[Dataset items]
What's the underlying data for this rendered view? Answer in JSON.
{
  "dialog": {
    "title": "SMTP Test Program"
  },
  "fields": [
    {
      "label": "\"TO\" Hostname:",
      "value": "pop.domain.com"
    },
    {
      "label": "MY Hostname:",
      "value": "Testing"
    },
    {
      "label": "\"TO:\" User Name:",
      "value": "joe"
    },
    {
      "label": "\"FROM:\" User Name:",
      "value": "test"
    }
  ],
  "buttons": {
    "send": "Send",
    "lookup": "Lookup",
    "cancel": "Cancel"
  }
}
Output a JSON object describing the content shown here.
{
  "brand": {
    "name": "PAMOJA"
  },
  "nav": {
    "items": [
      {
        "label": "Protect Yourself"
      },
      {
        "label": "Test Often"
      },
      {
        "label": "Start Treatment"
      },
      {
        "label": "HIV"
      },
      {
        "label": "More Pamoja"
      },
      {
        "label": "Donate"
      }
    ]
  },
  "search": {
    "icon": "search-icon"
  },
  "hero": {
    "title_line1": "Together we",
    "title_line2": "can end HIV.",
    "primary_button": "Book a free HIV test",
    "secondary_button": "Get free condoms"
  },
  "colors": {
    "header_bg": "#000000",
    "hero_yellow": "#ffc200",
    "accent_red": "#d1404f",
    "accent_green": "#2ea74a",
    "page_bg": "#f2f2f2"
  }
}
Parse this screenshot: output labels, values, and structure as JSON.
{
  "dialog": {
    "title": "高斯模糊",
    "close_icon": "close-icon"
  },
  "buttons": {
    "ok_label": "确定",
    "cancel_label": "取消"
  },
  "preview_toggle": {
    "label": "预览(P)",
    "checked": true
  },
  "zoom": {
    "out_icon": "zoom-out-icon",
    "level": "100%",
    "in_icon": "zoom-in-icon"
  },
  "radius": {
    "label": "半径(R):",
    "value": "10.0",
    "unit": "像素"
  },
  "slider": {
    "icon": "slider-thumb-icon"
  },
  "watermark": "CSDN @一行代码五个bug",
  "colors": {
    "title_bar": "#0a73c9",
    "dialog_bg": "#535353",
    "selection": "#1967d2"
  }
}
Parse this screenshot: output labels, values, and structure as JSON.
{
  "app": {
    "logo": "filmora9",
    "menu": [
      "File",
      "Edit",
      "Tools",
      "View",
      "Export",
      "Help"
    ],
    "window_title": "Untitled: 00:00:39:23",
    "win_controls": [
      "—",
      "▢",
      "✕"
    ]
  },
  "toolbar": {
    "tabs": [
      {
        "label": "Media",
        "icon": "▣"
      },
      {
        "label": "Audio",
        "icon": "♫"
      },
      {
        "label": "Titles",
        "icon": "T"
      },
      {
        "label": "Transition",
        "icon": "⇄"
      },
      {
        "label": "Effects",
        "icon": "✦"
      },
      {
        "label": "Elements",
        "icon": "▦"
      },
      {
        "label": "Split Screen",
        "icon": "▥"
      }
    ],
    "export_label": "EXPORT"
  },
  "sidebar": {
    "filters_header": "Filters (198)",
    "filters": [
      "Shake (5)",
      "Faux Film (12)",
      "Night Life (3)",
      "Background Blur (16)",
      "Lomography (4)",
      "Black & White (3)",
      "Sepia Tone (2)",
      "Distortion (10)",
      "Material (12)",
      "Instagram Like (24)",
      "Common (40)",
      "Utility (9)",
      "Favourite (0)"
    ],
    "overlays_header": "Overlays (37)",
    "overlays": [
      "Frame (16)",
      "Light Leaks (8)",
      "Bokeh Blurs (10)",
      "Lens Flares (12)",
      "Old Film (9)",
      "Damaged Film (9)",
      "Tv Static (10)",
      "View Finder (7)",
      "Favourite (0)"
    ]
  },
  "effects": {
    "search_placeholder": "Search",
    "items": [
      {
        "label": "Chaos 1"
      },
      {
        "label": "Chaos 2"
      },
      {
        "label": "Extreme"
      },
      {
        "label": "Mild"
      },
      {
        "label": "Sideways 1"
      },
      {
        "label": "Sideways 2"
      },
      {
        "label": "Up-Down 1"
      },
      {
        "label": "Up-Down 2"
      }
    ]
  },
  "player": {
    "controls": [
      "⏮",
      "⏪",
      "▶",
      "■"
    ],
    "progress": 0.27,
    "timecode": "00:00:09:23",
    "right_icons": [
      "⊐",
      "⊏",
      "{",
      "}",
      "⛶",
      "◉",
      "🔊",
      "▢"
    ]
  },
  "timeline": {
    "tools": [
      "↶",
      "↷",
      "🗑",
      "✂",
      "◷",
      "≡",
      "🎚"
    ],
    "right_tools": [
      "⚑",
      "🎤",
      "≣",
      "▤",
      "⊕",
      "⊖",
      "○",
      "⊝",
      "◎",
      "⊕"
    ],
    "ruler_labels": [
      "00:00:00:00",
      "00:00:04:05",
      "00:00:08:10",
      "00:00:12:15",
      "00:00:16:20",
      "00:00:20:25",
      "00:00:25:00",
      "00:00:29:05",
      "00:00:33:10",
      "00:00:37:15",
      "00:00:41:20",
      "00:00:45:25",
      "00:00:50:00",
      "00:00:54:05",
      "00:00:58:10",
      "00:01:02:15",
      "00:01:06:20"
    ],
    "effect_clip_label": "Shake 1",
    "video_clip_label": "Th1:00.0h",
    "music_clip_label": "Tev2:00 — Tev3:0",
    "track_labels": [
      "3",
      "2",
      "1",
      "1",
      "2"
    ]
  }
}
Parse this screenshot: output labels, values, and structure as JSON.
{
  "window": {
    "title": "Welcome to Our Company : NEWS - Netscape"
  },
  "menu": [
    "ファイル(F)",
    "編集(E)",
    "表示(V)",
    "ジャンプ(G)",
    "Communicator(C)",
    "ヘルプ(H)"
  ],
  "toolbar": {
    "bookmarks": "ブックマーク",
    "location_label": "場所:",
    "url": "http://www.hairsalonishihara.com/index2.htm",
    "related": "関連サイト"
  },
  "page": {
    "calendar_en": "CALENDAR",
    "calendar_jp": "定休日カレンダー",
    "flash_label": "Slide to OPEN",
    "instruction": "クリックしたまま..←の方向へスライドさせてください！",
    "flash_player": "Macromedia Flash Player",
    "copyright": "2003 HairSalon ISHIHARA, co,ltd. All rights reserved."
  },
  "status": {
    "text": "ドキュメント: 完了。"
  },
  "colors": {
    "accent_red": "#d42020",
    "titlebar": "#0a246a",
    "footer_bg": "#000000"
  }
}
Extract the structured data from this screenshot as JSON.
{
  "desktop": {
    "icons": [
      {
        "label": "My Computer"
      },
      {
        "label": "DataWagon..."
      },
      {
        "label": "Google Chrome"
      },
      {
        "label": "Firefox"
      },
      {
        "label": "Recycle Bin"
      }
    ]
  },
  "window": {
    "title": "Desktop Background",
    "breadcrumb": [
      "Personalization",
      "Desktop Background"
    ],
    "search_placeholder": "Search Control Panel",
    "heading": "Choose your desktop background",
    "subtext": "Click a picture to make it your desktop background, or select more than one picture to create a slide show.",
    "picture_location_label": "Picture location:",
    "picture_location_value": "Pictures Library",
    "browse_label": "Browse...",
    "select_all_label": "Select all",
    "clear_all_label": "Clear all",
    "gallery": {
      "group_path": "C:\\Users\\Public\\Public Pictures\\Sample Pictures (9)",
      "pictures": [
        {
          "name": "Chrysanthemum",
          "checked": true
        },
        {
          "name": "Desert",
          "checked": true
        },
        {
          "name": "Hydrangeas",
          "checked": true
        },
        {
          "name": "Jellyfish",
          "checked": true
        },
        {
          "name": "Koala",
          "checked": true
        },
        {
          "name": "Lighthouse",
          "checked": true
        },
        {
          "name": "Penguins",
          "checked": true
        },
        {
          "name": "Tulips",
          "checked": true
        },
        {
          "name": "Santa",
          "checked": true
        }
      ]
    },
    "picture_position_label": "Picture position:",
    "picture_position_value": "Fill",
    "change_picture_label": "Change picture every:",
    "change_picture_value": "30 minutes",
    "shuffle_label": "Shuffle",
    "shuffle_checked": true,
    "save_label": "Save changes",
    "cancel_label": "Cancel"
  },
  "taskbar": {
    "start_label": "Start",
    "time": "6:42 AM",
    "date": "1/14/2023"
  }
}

Prompt: Using the data above, copy each line that contains "zoom".

Solved exercise:
  "zoom": {
    "out_icon": "zoom-out-icon",
    "in_icon": "zoom-in-icon"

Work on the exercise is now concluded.